Goal of the exercise =
Convert the stretch of entries from the line containing "Extract all elements" through the line containing "candle-body bbox=[238, 388, 242, 393]" into a numbered list, omitting any blank lines. Include nothing outside that stretch.

Listings of boxed layout entries:
^^^^^^^^
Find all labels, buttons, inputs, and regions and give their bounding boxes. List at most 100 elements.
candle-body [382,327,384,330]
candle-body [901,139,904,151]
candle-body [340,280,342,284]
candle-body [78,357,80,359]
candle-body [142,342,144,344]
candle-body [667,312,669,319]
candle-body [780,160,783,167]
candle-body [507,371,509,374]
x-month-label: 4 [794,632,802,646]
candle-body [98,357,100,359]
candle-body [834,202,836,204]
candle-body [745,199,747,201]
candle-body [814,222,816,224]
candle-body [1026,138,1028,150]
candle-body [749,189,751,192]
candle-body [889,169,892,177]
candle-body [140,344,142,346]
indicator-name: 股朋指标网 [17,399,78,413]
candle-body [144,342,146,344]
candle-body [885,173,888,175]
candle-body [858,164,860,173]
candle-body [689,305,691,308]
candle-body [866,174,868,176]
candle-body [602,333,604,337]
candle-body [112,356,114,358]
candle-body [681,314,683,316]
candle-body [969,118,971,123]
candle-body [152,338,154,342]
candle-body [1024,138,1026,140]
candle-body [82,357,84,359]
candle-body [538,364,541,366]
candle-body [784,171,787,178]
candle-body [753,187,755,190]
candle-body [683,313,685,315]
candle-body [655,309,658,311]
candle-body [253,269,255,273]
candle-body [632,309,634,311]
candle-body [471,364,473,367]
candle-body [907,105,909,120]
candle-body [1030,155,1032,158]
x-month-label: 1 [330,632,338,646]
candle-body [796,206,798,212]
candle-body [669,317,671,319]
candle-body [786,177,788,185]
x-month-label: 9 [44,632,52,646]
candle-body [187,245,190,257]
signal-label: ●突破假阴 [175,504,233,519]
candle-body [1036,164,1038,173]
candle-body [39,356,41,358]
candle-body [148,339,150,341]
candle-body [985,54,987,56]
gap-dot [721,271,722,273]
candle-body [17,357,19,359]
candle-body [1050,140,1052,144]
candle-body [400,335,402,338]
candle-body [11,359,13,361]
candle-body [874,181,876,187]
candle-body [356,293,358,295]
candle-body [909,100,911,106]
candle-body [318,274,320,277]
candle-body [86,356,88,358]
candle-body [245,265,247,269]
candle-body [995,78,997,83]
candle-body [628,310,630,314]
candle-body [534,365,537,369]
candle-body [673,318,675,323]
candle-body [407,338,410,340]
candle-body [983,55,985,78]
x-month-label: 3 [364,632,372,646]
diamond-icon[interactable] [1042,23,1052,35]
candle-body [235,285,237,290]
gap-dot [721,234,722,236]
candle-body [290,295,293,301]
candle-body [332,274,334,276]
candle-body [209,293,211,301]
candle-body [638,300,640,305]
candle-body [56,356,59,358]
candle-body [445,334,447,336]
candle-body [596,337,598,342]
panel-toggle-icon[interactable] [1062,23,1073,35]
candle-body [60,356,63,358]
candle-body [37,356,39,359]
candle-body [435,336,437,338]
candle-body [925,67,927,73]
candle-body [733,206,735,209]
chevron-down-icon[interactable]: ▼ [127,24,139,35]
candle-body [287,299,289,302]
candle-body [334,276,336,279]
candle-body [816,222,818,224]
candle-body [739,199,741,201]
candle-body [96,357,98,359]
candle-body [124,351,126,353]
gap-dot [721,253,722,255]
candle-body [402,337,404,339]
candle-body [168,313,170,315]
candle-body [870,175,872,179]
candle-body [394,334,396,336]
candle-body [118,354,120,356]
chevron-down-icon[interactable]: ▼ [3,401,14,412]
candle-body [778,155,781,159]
^^^^^^^^
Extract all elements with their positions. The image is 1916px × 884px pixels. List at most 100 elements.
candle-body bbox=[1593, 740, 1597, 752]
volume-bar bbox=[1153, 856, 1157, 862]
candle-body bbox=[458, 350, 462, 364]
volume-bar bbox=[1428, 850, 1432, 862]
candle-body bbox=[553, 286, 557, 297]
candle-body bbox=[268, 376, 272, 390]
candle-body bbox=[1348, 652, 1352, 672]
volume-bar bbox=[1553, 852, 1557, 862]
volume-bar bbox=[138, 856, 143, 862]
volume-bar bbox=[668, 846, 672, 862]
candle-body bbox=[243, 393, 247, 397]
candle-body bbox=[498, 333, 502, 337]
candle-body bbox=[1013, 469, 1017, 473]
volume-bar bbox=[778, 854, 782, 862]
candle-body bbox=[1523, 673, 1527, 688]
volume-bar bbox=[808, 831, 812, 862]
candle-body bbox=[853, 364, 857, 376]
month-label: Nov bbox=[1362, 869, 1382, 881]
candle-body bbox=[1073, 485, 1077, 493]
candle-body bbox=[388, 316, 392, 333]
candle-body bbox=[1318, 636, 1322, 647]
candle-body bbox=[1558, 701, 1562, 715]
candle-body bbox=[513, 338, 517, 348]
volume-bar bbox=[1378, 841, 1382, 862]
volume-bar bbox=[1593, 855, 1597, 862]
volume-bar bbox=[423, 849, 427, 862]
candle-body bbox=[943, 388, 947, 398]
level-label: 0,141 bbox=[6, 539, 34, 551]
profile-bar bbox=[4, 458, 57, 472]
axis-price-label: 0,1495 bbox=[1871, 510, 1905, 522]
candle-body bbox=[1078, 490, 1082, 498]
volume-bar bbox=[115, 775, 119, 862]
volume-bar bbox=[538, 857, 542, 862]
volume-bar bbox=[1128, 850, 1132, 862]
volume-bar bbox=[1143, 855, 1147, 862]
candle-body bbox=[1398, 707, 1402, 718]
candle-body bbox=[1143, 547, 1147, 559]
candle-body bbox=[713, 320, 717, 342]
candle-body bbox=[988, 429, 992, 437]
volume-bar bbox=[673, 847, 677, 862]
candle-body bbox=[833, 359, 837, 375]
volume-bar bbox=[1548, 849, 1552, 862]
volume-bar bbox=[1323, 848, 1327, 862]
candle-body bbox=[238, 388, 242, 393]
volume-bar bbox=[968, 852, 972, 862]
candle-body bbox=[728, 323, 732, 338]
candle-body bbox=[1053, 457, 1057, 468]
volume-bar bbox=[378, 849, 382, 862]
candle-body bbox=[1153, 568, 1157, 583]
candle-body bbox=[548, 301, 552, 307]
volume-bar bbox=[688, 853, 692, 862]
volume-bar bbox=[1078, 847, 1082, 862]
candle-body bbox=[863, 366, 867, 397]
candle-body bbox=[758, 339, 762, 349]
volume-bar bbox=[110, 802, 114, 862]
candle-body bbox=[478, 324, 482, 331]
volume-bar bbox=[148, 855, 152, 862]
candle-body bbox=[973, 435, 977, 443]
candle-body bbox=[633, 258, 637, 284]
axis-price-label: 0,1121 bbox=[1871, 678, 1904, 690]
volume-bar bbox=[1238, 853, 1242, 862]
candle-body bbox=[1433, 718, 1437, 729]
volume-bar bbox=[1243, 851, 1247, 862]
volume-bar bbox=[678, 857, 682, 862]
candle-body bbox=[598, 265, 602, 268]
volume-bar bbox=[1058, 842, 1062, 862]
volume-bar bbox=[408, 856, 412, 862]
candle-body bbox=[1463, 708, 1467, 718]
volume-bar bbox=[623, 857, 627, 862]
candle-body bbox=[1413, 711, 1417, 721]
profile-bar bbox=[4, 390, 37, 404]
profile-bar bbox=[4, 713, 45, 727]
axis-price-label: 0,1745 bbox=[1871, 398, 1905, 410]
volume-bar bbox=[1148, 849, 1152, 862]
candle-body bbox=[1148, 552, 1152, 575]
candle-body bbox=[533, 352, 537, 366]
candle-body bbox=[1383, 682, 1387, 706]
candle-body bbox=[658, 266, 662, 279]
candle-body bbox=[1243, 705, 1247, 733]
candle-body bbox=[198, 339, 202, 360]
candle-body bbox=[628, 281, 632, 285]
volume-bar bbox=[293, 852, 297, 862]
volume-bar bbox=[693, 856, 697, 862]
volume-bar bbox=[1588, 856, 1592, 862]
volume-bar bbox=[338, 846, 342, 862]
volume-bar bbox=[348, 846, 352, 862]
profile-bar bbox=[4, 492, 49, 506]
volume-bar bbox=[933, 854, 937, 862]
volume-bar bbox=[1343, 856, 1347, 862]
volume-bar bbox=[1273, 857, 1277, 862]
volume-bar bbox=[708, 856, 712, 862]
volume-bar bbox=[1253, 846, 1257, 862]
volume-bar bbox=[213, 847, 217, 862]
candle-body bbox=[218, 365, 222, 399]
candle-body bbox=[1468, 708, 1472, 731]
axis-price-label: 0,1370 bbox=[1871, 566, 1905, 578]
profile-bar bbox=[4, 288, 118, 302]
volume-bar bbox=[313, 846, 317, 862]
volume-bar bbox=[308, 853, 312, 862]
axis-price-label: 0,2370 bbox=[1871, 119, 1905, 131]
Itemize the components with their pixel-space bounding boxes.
^^^^^^^^
Solution =
1. Extract all elements with their positions. The image is 1916px × 884px pixels. List at most 100 elements.
2. candle-body bbox=[1593, 740, 1597, 752]
3. volume-bar bbox=[1153, 856, 1157, 862]
4. candle-body bbox=[458, 350, 462, 364]
5. volume-bar bbox=[1428, 850, 1432, 862]
6. candle-body bbox=[553, 286, 557, 297]
7. candle-body bbox=[268, 376, 272, 390]
8. candle-body bbox=[1348, 652, 1352, 672]
9. volume-bar bbox=[1553, 852, 1557, 862]
10. volume-bar bbox=[138, 856, 143, 862]
11. volume-bar bbox=[668, 846, 672, 862]
12. candle-body bbox=[243, 393, 247, 397]
13. candle-body bbox=[498, 333, 502, 337]
14. candle-body bbox=[1013, 469, 1017, 473]
15. volume-bar bbox=[778, 854, 782, 862]
16. candle-body bbox=[1523, 673, 1527, 688]
17. volume-bar bbox=[808, 831, 812, 862]
18. candle-body bbox=[853, 364, 857, 376]
19. month-label: Nov bbox=[1362, 869, 1382, 881]
20. candle-body bbox=[1073, 485, 1077, 493]
21. candle-body bbox=[388, 316, 392, 333]
22. candle-body bbox=[1318, 636, 1322, 647]
23. candle-body bbox=[1558, 701, 1562, 715]
24. candle-body bbox=[513, 338, 517, 348]
25. volume-bar bbox=[1378, 841, 1382, 862]
26. volume-bar bbox=[1593, 855, 1597, 862]
27. volume-bar bbox=[423, 849, 427, 862]
28. candle-body bbox=[943, 388, 947, 398]
29. level-label: 0,141 bbox=[6, 539, 34, 551]
30. profile-bar bbox=[4, 458, 57, 472]
31. axis-price-label: 0,1495 bbox=[1871, 510, 1905, 522]
32. candle-body bbox=[1078, 490, 1082, 498]
33. volume-bar bbox=[115, 775, 119, 862]
34. volume-bar bbox=[538, 857, 542, 862]
35. volume-bar bbox=[1128, 850, 1132, 862]
36. volume-bar bbox=[1143, 855, 1147, 862]
37. candle-body bbox=[1398, 707, 1402, 718]
38. candle-body bbox=[1143, 547, 1147, 559]
39. candle-body bbox=[713, 320, 717, 342]
40. candle-body bbox=[988, 429, 992, 437]
41. volume-bar bbox=[673, 847, 677, 862]
42. candle-body bbox=[833, 359, 837, 375]
43. volume-bar bbox=[1548, 849, 1552, 862]
44. volume-bar bbox=[1323, 848, 1327, 862]
45. candle-body bbox=[238, 388, 242, 393]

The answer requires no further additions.